Problem statement:
Which lines hold the word "Topics"? Copy each of them.

** START Extracted records **

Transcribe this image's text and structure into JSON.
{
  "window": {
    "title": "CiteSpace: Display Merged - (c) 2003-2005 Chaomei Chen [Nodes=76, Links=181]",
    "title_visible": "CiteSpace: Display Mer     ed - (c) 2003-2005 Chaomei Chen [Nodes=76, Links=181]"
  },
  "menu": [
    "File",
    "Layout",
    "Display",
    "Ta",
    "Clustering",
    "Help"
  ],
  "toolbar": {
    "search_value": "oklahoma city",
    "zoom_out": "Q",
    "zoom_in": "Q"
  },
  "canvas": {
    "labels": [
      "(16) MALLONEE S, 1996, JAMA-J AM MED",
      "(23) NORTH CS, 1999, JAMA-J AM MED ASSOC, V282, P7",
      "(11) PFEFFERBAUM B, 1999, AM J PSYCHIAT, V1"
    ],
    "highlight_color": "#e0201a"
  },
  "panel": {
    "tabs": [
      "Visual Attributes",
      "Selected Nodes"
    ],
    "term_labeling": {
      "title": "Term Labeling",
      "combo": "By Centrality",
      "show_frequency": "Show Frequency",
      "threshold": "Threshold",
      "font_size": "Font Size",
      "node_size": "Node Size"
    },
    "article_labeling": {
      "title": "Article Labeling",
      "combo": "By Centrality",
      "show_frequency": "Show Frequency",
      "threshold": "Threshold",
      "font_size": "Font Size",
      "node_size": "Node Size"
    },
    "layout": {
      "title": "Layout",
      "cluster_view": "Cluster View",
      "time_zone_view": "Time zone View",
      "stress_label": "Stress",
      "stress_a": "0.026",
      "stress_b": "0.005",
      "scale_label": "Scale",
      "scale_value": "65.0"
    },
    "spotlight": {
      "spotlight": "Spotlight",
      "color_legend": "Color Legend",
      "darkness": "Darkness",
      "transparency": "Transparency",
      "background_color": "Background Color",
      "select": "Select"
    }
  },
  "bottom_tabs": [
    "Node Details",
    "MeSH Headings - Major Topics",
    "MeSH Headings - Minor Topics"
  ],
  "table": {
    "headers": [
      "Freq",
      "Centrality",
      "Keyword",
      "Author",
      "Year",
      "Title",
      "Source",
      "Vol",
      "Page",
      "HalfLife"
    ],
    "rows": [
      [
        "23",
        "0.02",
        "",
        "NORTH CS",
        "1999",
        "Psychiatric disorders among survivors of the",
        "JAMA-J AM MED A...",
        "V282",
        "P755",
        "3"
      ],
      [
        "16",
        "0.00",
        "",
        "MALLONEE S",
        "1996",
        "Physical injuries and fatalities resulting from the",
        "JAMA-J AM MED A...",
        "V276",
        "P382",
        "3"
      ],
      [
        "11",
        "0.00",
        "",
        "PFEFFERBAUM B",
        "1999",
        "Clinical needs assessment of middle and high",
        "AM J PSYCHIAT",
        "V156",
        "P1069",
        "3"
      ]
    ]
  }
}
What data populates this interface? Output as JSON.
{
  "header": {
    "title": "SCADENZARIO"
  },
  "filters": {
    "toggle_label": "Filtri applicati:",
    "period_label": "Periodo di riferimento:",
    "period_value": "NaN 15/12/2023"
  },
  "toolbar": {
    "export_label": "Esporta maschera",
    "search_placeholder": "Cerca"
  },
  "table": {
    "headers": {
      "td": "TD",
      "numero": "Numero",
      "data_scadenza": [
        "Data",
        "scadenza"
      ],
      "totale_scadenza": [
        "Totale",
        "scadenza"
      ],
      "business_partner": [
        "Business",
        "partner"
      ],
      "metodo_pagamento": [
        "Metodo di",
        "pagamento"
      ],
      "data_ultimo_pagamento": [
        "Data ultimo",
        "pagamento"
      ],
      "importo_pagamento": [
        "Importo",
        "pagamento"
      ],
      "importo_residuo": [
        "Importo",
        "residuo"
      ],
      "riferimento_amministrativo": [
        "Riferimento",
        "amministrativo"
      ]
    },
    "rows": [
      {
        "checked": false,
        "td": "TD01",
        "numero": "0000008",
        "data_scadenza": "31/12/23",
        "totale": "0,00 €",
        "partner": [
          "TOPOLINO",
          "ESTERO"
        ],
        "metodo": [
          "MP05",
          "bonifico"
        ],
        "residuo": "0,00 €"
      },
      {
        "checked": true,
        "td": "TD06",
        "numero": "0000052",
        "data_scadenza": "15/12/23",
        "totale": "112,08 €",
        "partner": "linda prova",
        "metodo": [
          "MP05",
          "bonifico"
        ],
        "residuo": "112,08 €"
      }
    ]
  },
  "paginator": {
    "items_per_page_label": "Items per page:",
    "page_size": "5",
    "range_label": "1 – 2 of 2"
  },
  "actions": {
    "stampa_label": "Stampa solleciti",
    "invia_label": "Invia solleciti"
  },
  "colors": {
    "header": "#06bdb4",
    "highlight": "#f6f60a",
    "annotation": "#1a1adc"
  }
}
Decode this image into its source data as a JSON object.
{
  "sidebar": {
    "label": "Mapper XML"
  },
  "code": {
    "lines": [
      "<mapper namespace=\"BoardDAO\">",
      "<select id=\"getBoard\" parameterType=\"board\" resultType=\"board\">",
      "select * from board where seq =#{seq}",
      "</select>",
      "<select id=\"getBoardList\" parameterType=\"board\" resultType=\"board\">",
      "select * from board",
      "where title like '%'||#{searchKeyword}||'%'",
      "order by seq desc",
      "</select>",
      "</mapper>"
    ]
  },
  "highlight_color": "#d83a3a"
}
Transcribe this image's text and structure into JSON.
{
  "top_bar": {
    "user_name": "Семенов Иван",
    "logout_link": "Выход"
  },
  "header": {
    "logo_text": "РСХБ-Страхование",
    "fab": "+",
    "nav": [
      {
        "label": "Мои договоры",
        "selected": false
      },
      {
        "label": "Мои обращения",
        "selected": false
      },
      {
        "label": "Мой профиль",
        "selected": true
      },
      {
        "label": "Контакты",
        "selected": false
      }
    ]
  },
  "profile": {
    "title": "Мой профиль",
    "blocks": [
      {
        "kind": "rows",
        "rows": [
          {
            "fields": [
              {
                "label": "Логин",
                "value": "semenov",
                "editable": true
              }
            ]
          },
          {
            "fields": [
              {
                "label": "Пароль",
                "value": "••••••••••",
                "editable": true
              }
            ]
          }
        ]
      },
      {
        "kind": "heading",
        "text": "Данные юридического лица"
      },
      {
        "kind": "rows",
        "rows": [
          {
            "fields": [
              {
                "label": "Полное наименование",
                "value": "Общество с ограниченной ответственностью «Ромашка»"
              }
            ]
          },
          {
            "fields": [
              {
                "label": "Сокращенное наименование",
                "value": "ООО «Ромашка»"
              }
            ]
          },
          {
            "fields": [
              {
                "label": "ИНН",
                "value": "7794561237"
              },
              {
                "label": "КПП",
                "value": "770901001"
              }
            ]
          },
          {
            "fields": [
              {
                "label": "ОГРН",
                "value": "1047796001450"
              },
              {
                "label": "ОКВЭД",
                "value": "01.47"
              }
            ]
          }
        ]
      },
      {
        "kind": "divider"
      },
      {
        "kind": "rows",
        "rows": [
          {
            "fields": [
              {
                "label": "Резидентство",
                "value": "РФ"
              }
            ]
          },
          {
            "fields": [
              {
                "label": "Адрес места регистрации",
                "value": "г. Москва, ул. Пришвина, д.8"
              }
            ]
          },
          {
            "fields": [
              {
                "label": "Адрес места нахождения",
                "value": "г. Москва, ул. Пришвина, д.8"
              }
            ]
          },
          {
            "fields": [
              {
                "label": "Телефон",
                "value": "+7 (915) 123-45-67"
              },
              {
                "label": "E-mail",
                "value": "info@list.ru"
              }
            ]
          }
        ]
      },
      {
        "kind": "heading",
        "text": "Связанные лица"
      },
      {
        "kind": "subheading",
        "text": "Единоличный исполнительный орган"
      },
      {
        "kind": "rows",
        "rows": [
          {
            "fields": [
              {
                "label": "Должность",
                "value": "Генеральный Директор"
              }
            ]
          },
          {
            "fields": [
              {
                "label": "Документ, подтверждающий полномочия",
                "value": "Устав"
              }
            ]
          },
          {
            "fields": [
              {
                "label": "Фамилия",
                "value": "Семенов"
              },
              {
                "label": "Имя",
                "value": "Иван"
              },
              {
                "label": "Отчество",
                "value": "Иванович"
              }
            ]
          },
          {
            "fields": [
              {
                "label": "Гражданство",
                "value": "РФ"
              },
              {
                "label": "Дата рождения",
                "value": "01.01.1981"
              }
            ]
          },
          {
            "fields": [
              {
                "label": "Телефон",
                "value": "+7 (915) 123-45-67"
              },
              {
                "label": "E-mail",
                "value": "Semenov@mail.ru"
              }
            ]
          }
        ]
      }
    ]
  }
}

** END Extracted records **

Written answer:
    "MeSH Headings - Major Topics",
    "MeSH Headings - Minor Topics"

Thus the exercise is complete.